• _Short task_: Could you print every record below exactly as it appears?

* START Dataset records *

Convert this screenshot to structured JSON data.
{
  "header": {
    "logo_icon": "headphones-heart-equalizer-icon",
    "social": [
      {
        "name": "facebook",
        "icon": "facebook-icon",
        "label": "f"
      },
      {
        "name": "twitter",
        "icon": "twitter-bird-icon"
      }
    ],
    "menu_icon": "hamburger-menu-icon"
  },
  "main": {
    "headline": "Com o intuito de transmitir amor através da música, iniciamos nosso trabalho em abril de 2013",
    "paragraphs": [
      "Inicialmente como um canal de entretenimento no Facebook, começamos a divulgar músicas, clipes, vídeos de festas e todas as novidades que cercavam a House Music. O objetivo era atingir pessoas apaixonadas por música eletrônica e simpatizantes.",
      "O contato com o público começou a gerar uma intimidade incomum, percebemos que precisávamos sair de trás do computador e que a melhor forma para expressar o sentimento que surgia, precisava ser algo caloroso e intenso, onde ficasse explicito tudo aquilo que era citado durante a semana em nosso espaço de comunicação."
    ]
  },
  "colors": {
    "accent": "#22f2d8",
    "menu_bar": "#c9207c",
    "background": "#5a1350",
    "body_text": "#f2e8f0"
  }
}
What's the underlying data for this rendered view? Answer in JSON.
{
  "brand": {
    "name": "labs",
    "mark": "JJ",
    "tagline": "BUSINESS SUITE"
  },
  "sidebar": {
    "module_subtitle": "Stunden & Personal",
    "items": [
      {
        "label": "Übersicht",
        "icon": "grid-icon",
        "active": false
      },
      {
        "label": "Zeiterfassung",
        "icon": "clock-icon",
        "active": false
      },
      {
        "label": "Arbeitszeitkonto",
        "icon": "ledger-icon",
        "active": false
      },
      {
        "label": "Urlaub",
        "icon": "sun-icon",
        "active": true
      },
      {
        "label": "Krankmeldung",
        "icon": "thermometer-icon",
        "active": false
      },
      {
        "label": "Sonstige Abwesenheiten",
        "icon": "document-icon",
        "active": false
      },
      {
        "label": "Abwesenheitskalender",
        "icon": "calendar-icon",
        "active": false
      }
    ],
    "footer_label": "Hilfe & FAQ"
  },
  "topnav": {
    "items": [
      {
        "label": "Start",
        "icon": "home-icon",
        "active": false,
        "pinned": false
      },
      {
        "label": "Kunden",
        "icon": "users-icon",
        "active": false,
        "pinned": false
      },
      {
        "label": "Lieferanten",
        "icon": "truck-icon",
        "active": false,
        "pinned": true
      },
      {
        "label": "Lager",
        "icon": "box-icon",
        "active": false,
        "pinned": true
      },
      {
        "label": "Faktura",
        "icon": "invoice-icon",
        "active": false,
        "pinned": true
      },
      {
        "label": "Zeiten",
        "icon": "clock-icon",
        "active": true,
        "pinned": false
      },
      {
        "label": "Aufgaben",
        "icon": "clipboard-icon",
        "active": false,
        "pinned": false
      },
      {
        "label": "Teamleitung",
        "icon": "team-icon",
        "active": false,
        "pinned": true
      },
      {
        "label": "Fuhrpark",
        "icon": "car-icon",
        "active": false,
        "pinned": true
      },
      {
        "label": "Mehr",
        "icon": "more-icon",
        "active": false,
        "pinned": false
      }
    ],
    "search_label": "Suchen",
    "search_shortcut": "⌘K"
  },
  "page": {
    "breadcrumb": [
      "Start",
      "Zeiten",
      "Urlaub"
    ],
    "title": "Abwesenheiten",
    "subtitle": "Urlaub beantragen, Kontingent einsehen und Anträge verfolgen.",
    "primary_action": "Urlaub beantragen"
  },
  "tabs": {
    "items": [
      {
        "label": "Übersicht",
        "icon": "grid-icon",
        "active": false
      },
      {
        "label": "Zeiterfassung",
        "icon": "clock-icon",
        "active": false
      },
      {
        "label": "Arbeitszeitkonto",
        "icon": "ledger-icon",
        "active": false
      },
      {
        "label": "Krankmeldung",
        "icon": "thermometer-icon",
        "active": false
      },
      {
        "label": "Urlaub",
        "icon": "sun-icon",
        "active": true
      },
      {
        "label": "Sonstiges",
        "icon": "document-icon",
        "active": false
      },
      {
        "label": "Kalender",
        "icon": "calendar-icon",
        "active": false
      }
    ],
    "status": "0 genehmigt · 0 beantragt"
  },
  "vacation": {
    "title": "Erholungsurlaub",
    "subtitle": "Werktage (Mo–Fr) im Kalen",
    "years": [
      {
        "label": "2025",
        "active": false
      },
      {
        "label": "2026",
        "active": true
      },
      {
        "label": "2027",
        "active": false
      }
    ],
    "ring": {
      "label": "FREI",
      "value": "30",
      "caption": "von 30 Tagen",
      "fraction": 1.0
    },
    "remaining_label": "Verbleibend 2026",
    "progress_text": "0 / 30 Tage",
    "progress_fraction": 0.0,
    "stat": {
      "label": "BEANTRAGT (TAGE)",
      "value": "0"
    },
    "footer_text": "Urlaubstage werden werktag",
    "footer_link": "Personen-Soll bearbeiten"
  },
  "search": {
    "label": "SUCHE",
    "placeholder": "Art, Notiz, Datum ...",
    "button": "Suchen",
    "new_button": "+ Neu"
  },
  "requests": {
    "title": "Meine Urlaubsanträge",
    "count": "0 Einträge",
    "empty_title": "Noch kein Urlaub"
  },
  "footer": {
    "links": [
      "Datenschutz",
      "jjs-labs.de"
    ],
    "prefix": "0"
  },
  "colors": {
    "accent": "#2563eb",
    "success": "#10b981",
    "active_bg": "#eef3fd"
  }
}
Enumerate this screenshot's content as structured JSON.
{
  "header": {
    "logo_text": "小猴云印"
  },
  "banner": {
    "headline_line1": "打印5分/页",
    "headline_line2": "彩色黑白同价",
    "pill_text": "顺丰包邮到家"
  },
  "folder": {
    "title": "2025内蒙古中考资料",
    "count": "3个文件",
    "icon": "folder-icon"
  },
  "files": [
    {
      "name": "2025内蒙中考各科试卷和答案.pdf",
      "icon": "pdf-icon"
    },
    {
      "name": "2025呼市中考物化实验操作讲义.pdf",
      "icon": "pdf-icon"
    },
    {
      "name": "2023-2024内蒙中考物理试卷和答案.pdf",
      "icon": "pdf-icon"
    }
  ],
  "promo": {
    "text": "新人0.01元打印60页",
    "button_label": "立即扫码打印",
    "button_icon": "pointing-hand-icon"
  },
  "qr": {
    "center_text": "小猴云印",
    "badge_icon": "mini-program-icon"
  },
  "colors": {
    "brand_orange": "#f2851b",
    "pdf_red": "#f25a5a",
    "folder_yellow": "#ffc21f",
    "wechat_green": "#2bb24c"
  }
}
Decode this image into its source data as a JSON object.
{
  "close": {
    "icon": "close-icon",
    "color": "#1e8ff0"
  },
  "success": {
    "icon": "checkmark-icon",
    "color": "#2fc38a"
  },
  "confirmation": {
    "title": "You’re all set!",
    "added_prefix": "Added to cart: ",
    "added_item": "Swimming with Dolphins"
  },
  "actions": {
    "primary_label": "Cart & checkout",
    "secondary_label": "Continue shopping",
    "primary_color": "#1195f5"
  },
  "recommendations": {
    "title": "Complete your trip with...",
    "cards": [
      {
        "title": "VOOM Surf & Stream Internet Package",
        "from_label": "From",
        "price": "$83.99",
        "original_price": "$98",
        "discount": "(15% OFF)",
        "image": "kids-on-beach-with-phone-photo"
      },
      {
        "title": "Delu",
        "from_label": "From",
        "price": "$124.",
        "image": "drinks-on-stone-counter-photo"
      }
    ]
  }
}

* END Dataset records *

• _The output_:
Convert this screenshot to structured JSON data.
{
  "header": {
    "logo_icon": "headphones-heart-equalizer-icon",
    "social": [
      {
        "name": "facebook",
        "icon": "facebook-icon",
        "label": "f"
      },
      {
        "name": "twitter",
        "icon": "twitter-bird-icon"
      }
    ],
    "menu_icon": "hamburger-menu-icon"
  },
  "main": {
    "headline": "Com o intuito de transmitir amor através da música, iniciamos nosso trabalho em abril de 2013",
    "paragraphs": [
      "Inicialmente como um canal de entretenimento no Facebook, começamos a divulgar músicas, clipes, vídeos de festas e todas as novidades que cercavam a House Music. O objetivo era atingir pessoas apaixonadas por música eletrônica e simpatizantes.",
      "O contato com o público começou a gerar uma intimidade incomum, percebemos que precisávamos sair de trás do computador e que a melhor forma para expressar o sentimento que surgia, precisava ser algo caloroso e intenso, onde ficasse explicito tudo aquilo que era citado durante a semana em nosso espaço de comunicação."
    ]
  },
  "colors": {
    "accent": "#22f2d8",
    "menu_bar": "#c9207c",
    "background": "#5a1350",
    "body_text": "#f2e8f0"
  }
}
What's the underlying data for this rendered view? Answer in JSON.
{
  "brand": {
    "name": "labs",
    "mark": "JJ",
    "tagline": "BUSINESS SUITE"
  },
  "sidebar": {
    "module_subtitle": "Stunden & Personal",
    "items": [
      {
        "label": "Übersicht",
        "icon": "grid-icon",
        "active": false
      },
      {
        "label": "Zeiterfassung",
        "icon": "clock-icon",
        "active": false
      },
      {
        "label": "Arbeitszeitkonto",
        "icon": "ledger-icon",
        "active": false
      },
      {
        "label": "Urlaub",
        "icon": "sun-icon",
        "active": true
      },
      {
        "label": "Krankmeldung",
        "icon": "thermometer-icon",
        "active": false
      },
      {
        "label": "Sonstige Abwesenheiten",
        "icon": "document-icon",
        "active": false
      },
      {
        "label": "Abwesenheitskalender",
        "icon": "calendar-icon",
        "active": false
      }
    ],
    "footer_label": "Hilfe & FAQ"
  },
  "topnav": {
    "items": [
      {
        "label": "Start",
        "icon": "home-icon",
        "active": false,
        "pinned": false
      },
      {
        "label": "Kunden",
        "icon": "users-icon",
        "active": false,
        "pinned": false
      },
      {
        "label": "Lieferanten",
        "icon": "truck-icon",
        "active": false,
        "pinned": true
      },
      {
        "label": "Lager",
        "icon": "box-icon",
        "active": false,
        "pinned": true
      },
      {
        "label": "Faktura",
        "icon": "invoice-icon",
        "active": false,
        "pinned": true
      },
      {
        "label": "Zeiten",
        "icon": "clock-icon",
        "active": true,
        "pinned": false
      },
      {
        "label": "Aufgaben",
        "icon": "clipboard-icon",
        "active": false,
        "pinned": false
      },
      {
        "label": "Teamleitung",
        "icon": "team-icon",
        "active": false,
        "pinned": true
      },
      {
        "label": "Fuhrpark",
        "icon": "car-icon",
        "active": false,
        "pinned": true
      },
      {
        "label": "Mehr",
        "icon": "more-icon",
        "active": false,
        "pinned": false
      }
    ],
    "search_label": "Suchen",
    "search_shortcut": "⌘K"
  },
  "page": {
    "breadcrumb": [
      "Start",
      "Zeiten",
      "Urlaub"
    ],
    "title": "Abwesenheiten",
    "subtitle": "Urlaub beantragen, Kontingent einsehen und Anträge verfolgen.",
    "primary_action": "Urlaub beantragen"
  },
  "tabs": {
    "items": [
      {
        "label": "Übersicht",
        "icon": "grid-icon",
        "active": false
      },
      {
        "label": "Zeiterfassung",
        "icon": "clock-icon",
        "active": false
      },
      {
        "label": "Arbeitszeitkonto",
        "icon": "ledger-icon",
        "active": false
      },
      {
        "label": "Krankmeldung",
        "icon": "thermometer-icon",
        "active": false
      },
      {
        "label": "Urlaub",
        "icon": "sun-icon",
        "active": true
      },
      {
        "label": "Sonstiges",
        "icon": "document-icon",
        "active": false
      },
      {
        "label": "Kalender",
        "icon": "calendar-icon",
        "active": false
      }
    ],
    "status": "0 genehmigt · 0 beantragt"
  },
  "vacation": {
    "title": "Erholungsurlaub",
    "subtitle": "Werktage (Mo–Fr) im Kalen",
    "years": [
      {
        "label": "2025",
        "active": false
      },
      {
        "label": "2026",
        "active": true
      },
      {
        "label": "2027",
        "active": false
      }
    ],
    "ring": {
      "label": "FREI",
      "value": "30",
      "caption": "von 30 Tagen",
      "fraction": 1.0
    },
    "remaining_label": "Verbleibend 2026",
    "progress_text": "0 / 30 Tage",
    "progress_fraction": 0.0,
    "stat": {
      "label": "BEANTRAGT (TAGE)",
      "value": "0"
    },
    "footer_text": "Urlaubstage werden werktag",
    "footer_link": "Personen-Soll bearbeiten"
  },
  "search": {
    "label": "SUCHE",
    "placeholder": "Art, Notiz, Datum ...",
    "button": "Suchen",
    "new_button": "+ Neu"
  },
  "requests": {
    "title": "Meine Urlaubsanträge",
    "count": "0 Einträge",
    "empty_title": "Noch kein Urlaub"
  },
  "footer": {
    "links": [
      "Datenschutz",
      "jjs-labs.de"
    ],
    "prefix": "0"
  },
  "colors": {
    "accent": "#2563eb",
    "success": "#10b981",
    "active_bg": "#eef3fd"
  }
}
Enumerate this screenshot's content as structured JSON.
{
  "header": {
    "logo_text": "小猴云印"
  },
  "banner": {
    "headline_line1": "打印5分/页",
    "headline_line2": "彩色黑白同价",
    "pill_text": "顺丰包邮到家"
  },
  "folder": {
    "title": "2025内蒙古中考资料",
    "count": "3个文件",
    "icon": "folder-icon"
  },
  "files": [
    {
      "name": "2025内蒙中考各科试卷和答案.pdf",
      "icon": "pdf-icon"
    },
    {
      "name": "2025呼市中考物化实验操作讲义.pdf",
      "icon": "pdf-icon"
    },
    {
      "name": "2023-2024内蒙中考物理试卷和答案.pdf",
      "icon": "pdf-icon"
    }
  ],
  "promo": {
    "text": "新人0.01元打印60页",
    "button_label": "立即扫码打印",
    "button_icon": "pointing-hand-icon"
  },
  "qr": {
    "center_text": "小猴云印",
    "badge_icon": "mini-program-icon"
  },
  "colors": {
    "brand_orange": "#f2851b",
    "pdf_red": "#f25a5a",
    "folder_yellow": "#ffc21f",
    "wechat_green": "#2bb24c"
  }
}
Decode this image into its source data as a JSON object.
{
  "close": {
    "icon": "close-icon",
    "color": "#1e8ff0"
  },
  "success": {
    "icon": "checkmark-icon",
    "color": "#2fc38a"
  },
  "confirmation": {
    "title": "You’re all set!",
    "added_prefix": "Added to cart: ",
    "added_item": "Swimming with Dolphins"
  },
  "actions": {
    "primary_label": "Cart & checkout",
    "secondary_label": "Continue shopping",
    "primary_color": "#1195f5"
  },
  "recommendations": {
    "title": "Complete your trip with...",
    "cards": [
      {
        "title": "VOOM Surf & Stream Internet Package",
        "from_label": "From",
        "price": "$83.99",
        "original_price": "$98",
        "discount": "(15% OFF)",
        "image": "kids-on-beach-with-phone-photo"
      },
      {
        "title": "Delu",
        "from_label": "From",
        "price": "$124.",
        "image": "drinks-on-stone-counter-photo"
      }
    ]
  }
}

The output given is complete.